In the following material, identify every line holding the string "BÜYÜKKALE" and return it.

╭─ Records supplied

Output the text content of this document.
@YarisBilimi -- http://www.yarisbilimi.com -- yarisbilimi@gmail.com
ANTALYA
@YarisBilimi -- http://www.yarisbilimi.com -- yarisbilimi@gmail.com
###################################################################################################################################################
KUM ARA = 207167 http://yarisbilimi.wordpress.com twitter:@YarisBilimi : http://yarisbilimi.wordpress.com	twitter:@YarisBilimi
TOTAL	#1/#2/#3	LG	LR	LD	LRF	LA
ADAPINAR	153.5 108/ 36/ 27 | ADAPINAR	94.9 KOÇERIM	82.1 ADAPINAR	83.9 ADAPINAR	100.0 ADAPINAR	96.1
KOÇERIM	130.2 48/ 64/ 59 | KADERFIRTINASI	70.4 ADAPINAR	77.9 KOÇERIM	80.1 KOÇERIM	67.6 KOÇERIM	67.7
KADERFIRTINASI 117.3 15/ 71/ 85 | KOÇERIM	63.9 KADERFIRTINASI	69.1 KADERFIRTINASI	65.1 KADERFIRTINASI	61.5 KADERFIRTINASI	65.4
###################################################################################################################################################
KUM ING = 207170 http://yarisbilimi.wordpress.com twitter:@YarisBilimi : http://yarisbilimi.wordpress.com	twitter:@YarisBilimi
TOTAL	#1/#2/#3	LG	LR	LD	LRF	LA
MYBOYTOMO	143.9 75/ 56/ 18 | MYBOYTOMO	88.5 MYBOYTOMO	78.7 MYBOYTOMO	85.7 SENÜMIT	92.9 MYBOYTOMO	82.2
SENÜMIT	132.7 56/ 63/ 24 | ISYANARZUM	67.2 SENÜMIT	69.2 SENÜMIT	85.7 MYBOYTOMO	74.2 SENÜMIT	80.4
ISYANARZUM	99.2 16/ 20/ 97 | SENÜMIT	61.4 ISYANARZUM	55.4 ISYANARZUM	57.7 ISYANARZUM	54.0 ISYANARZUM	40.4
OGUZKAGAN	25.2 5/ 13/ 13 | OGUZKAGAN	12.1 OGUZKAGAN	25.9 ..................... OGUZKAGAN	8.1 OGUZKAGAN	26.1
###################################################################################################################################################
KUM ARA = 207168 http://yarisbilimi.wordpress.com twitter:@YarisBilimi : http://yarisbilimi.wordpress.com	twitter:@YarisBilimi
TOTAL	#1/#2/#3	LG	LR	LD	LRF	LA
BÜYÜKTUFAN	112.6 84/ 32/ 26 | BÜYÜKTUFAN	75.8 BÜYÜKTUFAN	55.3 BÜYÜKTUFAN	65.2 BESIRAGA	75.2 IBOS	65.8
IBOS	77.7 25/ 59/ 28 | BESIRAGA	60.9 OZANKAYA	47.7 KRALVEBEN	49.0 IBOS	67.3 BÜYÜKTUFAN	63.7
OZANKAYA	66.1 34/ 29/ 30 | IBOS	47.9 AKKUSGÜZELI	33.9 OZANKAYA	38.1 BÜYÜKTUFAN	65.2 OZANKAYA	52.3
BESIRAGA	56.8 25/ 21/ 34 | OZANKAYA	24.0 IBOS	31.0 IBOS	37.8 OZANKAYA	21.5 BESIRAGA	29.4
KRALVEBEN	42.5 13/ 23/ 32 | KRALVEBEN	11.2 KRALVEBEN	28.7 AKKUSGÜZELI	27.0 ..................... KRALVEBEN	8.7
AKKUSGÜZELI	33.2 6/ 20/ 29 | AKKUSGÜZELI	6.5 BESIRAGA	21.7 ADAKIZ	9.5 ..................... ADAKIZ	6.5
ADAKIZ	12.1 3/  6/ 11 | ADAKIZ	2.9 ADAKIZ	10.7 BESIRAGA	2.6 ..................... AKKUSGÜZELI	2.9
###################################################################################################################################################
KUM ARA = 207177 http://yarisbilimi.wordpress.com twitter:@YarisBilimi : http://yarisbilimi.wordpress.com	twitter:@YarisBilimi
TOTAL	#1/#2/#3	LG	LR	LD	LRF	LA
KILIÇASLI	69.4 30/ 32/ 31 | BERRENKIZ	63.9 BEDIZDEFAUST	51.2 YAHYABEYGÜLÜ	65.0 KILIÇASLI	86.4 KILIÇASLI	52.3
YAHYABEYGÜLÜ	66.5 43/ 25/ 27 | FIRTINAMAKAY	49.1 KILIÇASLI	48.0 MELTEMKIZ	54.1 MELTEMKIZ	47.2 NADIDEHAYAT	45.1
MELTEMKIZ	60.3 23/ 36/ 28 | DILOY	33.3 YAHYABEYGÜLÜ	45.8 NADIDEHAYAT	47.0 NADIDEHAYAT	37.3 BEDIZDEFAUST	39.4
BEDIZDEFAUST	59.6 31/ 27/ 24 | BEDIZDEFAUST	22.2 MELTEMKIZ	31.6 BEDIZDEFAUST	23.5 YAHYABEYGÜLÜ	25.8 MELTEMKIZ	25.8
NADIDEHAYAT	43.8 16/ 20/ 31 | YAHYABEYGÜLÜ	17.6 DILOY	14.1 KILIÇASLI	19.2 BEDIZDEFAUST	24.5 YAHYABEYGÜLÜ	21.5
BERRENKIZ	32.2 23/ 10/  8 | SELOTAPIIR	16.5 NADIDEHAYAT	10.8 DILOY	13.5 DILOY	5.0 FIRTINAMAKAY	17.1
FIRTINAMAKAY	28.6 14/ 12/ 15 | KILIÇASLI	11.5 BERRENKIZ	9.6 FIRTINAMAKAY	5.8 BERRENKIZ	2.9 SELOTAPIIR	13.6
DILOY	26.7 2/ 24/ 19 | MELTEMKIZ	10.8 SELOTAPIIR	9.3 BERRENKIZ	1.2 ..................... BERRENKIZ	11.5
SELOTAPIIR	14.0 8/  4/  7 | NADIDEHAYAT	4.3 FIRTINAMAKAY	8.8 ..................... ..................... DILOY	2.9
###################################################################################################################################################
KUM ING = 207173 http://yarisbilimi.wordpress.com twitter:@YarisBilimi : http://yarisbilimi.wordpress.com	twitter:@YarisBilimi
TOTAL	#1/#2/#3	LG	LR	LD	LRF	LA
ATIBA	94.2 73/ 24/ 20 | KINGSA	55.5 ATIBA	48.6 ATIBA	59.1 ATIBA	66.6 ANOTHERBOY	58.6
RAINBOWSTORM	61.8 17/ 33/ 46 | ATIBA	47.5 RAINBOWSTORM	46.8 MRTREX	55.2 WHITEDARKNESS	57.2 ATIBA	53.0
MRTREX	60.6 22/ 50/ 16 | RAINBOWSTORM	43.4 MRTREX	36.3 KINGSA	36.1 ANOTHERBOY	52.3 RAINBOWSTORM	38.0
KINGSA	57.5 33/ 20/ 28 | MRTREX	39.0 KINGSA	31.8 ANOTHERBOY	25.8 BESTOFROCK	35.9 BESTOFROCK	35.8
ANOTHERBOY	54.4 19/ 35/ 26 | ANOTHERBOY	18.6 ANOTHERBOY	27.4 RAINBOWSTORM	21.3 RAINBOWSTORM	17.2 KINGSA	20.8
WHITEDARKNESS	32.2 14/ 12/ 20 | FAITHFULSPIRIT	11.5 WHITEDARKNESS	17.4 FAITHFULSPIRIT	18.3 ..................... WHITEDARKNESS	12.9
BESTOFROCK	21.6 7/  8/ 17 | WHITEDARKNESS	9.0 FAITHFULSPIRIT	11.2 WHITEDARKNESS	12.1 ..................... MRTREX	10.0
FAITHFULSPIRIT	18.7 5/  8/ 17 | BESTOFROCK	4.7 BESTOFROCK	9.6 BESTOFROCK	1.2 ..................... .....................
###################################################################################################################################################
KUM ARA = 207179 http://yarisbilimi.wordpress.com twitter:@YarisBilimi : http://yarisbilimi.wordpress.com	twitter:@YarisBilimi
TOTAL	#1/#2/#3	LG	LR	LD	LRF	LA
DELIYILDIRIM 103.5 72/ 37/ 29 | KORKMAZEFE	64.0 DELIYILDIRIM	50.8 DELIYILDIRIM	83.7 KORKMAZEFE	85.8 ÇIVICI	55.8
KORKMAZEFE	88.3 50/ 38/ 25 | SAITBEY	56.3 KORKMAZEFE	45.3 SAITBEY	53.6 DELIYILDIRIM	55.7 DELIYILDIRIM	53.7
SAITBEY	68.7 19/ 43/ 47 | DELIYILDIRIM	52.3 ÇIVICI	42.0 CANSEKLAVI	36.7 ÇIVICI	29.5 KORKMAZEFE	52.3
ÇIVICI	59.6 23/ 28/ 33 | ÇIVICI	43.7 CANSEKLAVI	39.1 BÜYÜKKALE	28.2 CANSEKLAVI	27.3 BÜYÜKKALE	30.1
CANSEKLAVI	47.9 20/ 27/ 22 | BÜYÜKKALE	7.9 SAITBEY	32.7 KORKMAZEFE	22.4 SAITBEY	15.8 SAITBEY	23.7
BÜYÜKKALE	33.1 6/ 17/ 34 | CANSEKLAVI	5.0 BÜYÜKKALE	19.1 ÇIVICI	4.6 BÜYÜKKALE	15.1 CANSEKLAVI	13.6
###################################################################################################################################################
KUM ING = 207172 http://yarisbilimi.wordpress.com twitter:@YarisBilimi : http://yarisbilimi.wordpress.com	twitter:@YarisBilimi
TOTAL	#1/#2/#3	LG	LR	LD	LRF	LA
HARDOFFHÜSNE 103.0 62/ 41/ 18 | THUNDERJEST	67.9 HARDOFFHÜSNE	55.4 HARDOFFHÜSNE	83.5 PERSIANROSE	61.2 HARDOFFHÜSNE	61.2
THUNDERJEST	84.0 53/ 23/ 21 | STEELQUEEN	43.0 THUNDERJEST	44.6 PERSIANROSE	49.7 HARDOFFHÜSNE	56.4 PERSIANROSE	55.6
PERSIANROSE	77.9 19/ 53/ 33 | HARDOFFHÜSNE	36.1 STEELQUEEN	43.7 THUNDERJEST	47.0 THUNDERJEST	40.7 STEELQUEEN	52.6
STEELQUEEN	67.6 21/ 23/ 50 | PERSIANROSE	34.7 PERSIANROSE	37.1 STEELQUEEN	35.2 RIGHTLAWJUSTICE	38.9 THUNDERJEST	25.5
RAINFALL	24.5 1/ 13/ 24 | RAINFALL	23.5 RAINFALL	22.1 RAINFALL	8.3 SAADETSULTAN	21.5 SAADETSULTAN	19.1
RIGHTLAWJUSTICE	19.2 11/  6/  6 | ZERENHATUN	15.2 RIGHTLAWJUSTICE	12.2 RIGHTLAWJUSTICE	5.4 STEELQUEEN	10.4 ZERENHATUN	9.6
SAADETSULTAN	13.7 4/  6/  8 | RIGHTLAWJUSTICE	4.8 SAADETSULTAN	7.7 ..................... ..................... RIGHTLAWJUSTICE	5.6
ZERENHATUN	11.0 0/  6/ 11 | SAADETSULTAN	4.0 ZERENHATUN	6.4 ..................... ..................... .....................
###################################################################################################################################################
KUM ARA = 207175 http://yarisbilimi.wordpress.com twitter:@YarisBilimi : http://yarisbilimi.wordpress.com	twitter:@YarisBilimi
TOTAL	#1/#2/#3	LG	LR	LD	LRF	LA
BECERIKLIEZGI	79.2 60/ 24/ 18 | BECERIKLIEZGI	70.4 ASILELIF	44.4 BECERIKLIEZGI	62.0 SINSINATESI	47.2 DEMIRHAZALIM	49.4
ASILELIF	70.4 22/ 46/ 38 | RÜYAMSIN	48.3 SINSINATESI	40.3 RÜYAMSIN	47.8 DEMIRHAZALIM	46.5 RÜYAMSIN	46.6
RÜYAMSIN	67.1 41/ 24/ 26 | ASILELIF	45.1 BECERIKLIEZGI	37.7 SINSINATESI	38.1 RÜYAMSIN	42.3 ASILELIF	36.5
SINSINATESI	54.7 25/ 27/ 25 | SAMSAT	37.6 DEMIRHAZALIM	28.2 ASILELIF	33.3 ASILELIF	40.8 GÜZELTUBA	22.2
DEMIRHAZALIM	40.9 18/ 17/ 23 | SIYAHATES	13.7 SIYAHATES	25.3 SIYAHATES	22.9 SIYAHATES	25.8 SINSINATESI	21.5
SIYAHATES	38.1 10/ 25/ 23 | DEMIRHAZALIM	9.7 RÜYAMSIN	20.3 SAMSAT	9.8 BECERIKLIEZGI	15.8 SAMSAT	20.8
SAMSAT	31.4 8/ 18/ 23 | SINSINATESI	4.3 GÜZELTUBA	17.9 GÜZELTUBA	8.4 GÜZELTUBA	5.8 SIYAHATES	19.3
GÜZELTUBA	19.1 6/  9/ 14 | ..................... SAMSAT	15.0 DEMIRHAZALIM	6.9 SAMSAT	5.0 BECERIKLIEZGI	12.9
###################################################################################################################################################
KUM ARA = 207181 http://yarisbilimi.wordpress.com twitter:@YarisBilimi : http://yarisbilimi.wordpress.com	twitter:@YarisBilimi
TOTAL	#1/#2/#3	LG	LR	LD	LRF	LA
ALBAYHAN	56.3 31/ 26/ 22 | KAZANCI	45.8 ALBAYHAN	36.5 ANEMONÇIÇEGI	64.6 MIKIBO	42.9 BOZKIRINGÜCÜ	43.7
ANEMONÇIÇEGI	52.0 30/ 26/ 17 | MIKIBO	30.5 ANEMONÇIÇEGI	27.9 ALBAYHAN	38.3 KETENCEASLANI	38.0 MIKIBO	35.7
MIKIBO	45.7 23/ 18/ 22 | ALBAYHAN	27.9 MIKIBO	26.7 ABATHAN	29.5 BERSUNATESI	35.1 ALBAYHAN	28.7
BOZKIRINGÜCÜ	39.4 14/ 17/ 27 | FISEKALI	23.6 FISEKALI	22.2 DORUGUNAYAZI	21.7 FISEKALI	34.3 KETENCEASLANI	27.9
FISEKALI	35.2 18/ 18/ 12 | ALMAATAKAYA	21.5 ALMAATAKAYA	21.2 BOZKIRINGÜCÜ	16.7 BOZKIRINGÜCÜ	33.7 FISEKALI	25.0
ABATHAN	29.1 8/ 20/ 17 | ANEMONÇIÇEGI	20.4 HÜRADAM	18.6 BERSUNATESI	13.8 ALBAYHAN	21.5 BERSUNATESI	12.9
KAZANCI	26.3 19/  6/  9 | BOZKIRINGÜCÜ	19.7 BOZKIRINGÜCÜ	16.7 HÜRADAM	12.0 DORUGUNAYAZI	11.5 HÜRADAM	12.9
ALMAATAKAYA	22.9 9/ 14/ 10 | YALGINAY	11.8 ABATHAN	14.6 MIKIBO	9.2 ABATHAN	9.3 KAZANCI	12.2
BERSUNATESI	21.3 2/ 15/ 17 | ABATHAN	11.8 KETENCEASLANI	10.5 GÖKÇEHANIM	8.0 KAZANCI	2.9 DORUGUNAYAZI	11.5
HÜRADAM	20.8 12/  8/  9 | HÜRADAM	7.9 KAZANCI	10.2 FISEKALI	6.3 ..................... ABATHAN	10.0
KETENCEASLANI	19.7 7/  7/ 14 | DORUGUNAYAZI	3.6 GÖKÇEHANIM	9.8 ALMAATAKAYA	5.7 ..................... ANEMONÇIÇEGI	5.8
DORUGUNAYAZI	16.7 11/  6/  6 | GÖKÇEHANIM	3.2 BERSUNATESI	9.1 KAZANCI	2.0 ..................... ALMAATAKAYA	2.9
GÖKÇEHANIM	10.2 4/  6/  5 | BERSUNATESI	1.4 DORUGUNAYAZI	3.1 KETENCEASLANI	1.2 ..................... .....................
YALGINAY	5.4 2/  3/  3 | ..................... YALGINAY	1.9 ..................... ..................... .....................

╰─

* Task answer
ÇIVICI	59.6 23/ 28/ 33 | ÇIVICI	43.7 CANSEKLAVI	39.1 BÜYÜKKALE	28.2 CANSEKLAVI	27.3 BÜYÜKKALE	30.1
CANSEKLAVI	47.9 20/ 27/ 22 | BÜYÜKKALE	7.9 SAITBEY	32.7 KORKMAZEFE	22.4 SAITBEY	15.8 SAITBEY	23.7
BÜYÜKKALE	33.1 6/ 17/ 34 | CANSEKLAVI	5.0 BÜYÜKKALE	19.1 ÇIVICI	4.6 BÜYÜKKALE	15.1 CANSEKLAVI	13.6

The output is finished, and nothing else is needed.